Extract all lines containing "статьи".

┌──

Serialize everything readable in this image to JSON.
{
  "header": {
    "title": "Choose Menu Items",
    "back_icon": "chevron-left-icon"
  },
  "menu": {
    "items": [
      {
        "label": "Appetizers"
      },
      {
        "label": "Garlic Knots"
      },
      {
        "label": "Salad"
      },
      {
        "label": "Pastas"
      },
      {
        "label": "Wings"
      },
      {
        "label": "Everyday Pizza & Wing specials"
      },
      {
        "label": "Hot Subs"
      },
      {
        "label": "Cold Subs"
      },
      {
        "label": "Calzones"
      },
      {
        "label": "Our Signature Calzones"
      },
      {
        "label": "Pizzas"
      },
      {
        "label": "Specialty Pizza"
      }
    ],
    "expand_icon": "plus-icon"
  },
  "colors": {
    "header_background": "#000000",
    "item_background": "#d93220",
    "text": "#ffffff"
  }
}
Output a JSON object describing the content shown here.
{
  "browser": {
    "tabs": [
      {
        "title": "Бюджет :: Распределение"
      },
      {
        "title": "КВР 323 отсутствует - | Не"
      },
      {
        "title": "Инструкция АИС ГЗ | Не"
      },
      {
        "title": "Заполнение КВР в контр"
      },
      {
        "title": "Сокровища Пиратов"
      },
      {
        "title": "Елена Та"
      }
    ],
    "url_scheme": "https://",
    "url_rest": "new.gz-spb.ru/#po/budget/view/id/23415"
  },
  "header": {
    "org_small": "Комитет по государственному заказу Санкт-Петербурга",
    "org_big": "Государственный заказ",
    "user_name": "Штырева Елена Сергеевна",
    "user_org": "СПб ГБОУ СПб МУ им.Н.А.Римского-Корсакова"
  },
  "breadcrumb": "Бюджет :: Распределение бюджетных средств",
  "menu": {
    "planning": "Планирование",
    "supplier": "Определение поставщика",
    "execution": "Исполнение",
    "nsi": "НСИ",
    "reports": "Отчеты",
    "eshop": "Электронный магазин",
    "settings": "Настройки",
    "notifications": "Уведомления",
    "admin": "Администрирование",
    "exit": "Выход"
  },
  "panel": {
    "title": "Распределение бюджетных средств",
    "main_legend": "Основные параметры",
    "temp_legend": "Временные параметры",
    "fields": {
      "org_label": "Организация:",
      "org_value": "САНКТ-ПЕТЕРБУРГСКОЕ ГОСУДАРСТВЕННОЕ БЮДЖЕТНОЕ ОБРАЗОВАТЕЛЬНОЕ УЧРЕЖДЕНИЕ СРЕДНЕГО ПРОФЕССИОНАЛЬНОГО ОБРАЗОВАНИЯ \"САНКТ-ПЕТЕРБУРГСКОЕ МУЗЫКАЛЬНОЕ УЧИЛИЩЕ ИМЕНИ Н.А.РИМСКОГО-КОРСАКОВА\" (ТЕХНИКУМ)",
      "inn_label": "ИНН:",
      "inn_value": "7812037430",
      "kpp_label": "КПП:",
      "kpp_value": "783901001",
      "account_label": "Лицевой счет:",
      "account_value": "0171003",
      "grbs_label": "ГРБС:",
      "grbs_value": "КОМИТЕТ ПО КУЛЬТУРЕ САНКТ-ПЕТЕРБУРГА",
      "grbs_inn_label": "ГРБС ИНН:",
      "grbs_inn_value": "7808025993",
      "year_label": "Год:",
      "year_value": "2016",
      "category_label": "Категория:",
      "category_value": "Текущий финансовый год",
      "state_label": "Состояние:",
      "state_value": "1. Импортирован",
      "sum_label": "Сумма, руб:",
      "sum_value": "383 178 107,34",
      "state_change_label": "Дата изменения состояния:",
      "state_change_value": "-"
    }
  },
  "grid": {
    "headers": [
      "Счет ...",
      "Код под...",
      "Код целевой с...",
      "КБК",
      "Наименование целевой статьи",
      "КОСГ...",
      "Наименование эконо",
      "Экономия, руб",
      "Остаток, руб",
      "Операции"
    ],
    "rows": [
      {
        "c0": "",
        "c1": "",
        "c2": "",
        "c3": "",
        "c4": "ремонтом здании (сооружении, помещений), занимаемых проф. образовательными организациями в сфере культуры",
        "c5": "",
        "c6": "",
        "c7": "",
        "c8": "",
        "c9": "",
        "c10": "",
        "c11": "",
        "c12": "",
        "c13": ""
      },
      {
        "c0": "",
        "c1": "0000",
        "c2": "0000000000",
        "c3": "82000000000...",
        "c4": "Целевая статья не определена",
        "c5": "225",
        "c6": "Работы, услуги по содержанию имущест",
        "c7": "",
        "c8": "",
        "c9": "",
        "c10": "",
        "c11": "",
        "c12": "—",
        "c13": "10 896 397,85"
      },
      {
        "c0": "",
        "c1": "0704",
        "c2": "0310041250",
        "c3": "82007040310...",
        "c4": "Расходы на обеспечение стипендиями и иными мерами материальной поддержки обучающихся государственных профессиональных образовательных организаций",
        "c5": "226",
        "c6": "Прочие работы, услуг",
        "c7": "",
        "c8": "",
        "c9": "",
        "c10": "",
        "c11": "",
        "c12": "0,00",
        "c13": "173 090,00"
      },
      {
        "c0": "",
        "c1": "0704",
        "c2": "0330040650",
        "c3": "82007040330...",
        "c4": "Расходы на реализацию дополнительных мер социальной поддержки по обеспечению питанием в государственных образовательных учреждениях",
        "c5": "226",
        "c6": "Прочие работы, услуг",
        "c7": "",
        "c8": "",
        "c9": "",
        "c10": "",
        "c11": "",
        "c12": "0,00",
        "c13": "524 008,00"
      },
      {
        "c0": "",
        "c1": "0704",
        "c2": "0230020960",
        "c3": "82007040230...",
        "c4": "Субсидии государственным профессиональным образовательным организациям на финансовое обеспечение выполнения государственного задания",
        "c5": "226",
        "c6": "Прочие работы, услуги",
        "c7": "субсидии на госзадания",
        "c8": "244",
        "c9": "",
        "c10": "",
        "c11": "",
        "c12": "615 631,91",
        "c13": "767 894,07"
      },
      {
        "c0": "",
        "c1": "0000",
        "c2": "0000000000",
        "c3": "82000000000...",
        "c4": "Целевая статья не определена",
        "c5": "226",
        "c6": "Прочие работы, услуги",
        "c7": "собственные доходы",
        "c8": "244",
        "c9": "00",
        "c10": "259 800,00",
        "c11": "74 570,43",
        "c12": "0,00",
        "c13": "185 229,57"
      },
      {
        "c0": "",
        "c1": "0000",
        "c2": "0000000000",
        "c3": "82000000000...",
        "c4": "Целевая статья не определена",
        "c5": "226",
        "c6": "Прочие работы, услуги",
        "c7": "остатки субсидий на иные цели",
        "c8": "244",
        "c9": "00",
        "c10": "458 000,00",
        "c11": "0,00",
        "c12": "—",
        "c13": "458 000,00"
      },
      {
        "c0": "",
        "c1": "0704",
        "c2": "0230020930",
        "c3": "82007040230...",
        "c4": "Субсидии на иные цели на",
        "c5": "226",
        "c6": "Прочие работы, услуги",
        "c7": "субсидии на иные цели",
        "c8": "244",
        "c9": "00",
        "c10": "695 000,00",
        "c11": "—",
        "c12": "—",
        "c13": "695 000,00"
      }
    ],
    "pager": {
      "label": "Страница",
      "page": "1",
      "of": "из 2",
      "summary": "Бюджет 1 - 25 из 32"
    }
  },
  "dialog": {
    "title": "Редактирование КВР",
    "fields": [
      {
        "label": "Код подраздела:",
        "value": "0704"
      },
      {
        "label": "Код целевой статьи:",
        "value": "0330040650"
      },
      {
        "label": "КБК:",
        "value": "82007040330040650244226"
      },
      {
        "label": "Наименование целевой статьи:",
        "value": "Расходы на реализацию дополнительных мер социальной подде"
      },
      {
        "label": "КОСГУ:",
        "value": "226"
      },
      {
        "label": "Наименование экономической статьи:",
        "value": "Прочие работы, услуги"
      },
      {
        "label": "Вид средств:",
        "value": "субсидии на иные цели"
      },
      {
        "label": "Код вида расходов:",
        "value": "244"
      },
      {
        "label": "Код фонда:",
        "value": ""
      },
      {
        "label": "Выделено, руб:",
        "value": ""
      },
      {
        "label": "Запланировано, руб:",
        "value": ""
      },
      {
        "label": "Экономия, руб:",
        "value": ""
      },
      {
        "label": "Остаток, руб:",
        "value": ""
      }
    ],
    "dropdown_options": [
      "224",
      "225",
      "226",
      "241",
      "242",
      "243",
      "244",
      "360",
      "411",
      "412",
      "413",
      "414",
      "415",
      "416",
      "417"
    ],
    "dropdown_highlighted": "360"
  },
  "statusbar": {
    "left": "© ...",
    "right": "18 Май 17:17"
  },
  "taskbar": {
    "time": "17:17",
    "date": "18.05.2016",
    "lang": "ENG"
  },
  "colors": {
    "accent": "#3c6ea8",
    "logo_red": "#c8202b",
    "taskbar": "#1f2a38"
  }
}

└──

## SOLUTION FOR THIS EXERCISE
      "Наименование целевой статьи",
        "label": "Код целевой статьи:",
        "label": "Наименование целевой статьи:",
        "label": "Наименование экономической статьи:",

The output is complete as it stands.